*SEITENAUSZUG*.
↓↓↓
Dies ist möglich - Konzepte dazu liegen auf dem Tisch und werden seit Jahren diskutiert - bislang im übrigen im Konsens mit VertreterInnen der SPD und der Grünen. Entsprechende Beschlüsse wurden auch in Ihren Gremien gefasst. Soll das alles auf einmal nicht mehr gelten? Und soll auch nicht mehr gelten, was vor der Wahl versprochen wurde und in der Koalitionsvereinbarung niedergelegt ist?
↑↑↑
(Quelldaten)
↓↓↓
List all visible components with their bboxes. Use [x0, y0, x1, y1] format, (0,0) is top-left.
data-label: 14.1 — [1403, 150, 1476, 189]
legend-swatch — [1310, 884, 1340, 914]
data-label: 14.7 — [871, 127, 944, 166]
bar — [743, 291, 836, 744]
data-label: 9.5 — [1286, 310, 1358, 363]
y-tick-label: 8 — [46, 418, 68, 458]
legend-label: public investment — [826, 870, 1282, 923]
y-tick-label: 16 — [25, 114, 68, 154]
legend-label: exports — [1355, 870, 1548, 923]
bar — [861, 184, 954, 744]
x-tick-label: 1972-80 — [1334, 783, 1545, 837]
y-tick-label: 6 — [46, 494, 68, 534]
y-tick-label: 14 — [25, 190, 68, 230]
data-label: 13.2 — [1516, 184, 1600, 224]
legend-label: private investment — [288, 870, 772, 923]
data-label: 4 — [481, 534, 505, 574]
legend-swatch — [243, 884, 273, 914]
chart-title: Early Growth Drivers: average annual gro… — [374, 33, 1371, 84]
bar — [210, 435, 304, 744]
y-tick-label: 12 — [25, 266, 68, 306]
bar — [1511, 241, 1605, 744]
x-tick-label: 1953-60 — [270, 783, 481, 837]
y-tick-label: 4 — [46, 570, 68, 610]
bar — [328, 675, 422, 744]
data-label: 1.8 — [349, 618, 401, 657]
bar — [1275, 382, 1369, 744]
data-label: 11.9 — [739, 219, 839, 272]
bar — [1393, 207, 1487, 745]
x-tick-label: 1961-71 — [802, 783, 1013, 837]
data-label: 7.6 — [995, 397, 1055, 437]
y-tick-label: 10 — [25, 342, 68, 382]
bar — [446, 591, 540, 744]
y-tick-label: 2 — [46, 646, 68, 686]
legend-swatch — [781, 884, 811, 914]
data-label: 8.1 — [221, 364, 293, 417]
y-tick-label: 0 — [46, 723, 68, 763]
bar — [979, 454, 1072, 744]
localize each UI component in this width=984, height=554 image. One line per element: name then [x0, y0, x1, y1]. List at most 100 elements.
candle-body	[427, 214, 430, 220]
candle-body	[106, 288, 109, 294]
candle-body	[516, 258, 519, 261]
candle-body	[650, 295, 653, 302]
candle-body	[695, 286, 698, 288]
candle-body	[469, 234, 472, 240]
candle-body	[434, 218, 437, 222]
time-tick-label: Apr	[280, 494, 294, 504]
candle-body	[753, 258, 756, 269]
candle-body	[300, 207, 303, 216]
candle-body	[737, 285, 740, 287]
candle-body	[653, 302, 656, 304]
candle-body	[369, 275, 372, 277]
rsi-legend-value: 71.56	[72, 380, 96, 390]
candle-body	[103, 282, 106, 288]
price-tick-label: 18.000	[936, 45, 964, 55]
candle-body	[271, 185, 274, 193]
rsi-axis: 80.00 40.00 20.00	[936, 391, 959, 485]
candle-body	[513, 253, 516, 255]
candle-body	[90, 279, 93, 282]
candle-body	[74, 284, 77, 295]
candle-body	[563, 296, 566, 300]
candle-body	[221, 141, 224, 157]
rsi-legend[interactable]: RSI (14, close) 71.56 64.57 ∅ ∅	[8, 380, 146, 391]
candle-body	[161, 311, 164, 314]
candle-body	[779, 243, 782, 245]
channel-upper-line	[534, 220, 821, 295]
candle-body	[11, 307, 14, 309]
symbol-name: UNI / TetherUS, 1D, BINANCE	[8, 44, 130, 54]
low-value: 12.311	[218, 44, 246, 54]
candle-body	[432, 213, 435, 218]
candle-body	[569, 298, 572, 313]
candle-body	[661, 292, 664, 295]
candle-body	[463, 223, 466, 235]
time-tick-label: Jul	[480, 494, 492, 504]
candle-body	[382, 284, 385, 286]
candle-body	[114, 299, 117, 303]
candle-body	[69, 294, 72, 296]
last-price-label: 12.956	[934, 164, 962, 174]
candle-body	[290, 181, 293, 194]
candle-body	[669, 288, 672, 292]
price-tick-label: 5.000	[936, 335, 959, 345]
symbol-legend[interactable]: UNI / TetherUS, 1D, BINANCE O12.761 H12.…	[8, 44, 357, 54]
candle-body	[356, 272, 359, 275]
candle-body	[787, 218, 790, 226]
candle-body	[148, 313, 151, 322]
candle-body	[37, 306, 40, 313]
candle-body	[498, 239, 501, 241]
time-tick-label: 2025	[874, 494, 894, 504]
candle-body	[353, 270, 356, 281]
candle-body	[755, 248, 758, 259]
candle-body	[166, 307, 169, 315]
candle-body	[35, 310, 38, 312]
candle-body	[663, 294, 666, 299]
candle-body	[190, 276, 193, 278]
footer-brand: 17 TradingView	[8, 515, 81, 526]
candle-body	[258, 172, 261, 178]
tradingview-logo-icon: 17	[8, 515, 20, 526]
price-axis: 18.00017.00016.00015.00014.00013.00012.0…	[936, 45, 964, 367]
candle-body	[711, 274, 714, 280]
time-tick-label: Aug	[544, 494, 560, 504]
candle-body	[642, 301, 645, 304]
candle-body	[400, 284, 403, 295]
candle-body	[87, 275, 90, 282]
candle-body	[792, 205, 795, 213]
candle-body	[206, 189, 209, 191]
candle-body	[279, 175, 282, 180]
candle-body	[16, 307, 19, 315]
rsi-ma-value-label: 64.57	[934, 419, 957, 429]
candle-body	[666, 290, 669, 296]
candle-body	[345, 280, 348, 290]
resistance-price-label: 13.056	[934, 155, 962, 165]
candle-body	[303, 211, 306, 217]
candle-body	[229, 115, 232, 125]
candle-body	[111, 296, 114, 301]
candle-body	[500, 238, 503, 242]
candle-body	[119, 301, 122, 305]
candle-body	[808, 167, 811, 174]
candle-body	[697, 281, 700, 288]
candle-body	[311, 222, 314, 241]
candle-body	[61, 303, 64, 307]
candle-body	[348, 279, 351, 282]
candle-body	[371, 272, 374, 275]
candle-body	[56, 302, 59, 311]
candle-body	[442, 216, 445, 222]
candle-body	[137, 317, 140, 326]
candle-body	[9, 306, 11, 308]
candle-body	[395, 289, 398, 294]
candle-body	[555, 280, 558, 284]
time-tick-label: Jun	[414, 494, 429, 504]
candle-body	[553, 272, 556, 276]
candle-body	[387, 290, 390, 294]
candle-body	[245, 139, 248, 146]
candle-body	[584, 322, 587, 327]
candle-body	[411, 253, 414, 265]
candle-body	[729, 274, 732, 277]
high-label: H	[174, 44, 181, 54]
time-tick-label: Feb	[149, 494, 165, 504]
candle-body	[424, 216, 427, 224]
↑↑↑
*NUTZUNG DER ANGABEN*.
**a)** Prüfen Sie, ob die folgenden Aussagen mit dem Seitenauszug übereinstimmen, und antworten Sie jeweils mit Ja oder Nein samt den entscheidenden Worten im genauen Wortlaut:
(i) Die Konzepte werden seit Jahren diskutiert.
(ii) Mit Vertreterinnen und Vertretern der Grünen bestand bislang kein Konsens.
(iii) Entsprechende Beschlüsse wurden auch in Gremien gefasst.
**b)** Beantworten Sie anhand des Seitenauszugs die folgenden Fragen:
(i) Mit Vertreterinnen und Vertretern welcher Parteien bestand bislang Konsens?
(ii) Seit wann werden die Konzepte diskutiert?
(iii) Wo ist niedergelegt, was vor der Wahl versprochen wurde?
**c)** Aktualisieren Sie die Stelle des Seitenauszugs, die mit „Dies ist möglich“ beginnt und mit „Koalitionsvereinbarung niedergelegt ist?“ endet, indem Sie „Konsens“ durch „Einvernehmen“ ersetzen.

*ERGEBNISSE DER ÜBUNG*.
**a)**
(i) Ja: „Konzepte dazu liegen auf dem Tisch und werden seit Jahren diskutiert“
(ii) Nein: „bislang im übrigen im Konsens mit VertreterInnen der SPD und der Grünen“
(iii) Ja: „Entsprechende Beschlüsse wurden auch in Ihren Gremien gefasst.“

**b)**
(i) Mit Vertreterinnen und Vertretern der SPD und der Grünen.
(ii) Seit Jahren.
(iii) In der Koalitionsvereinbarung.

**c)**
Dies ist möglich - Konzepte dazu liegen auf dem Tisch und werden seit Jahren diskutiert - bislang im übrigen im Einvernehmen mit VertreterInnen der SPD und der Grünen. Entsprechende Beschlüsse wurden auch in Ihren Gremien gefasst. Soll das alles auf einmal nicht mehr gelten? Und soll auch nicht mehr gelten, was vor der Wahl versprochen wurde und in der Koalitionsvereinbarung niedergelegt ist?